:: Records to process ::

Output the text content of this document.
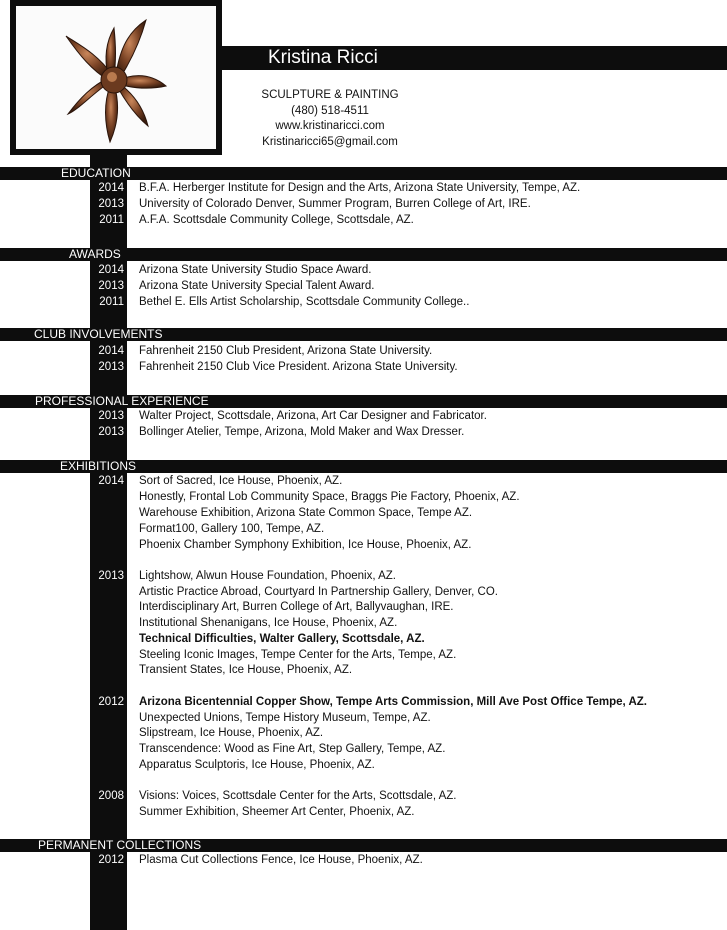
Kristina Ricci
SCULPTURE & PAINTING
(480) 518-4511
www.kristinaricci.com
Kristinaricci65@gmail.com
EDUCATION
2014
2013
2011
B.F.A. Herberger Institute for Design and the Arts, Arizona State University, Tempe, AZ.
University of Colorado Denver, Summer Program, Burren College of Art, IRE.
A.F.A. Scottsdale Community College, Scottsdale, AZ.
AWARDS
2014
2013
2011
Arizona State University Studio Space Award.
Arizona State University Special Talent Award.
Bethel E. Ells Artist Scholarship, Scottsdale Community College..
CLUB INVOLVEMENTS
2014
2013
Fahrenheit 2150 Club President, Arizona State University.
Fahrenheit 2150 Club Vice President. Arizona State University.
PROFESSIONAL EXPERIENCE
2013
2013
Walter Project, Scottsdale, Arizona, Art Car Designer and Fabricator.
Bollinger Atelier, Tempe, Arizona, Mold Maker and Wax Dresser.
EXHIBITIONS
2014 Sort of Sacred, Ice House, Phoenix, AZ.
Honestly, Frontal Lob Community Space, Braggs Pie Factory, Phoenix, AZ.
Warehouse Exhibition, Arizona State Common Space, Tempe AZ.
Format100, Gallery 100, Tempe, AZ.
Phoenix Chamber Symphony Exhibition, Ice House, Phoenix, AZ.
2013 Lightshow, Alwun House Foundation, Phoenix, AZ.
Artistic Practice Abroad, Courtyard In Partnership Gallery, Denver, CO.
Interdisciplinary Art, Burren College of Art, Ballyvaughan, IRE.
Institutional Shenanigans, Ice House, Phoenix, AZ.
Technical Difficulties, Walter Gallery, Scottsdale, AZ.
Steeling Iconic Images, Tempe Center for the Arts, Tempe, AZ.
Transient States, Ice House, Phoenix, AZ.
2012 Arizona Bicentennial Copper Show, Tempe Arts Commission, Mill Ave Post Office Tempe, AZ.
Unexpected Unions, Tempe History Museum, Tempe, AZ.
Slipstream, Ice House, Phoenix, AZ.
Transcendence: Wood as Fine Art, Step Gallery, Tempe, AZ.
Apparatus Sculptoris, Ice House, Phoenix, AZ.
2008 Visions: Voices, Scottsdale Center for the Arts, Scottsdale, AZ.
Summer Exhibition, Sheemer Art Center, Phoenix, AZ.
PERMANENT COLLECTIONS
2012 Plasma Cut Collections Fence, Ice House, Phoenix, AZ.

:::

_Exercise task:_ Determine how many lines of the listing above include the word "President", and report that number only.

_Full output:_ 2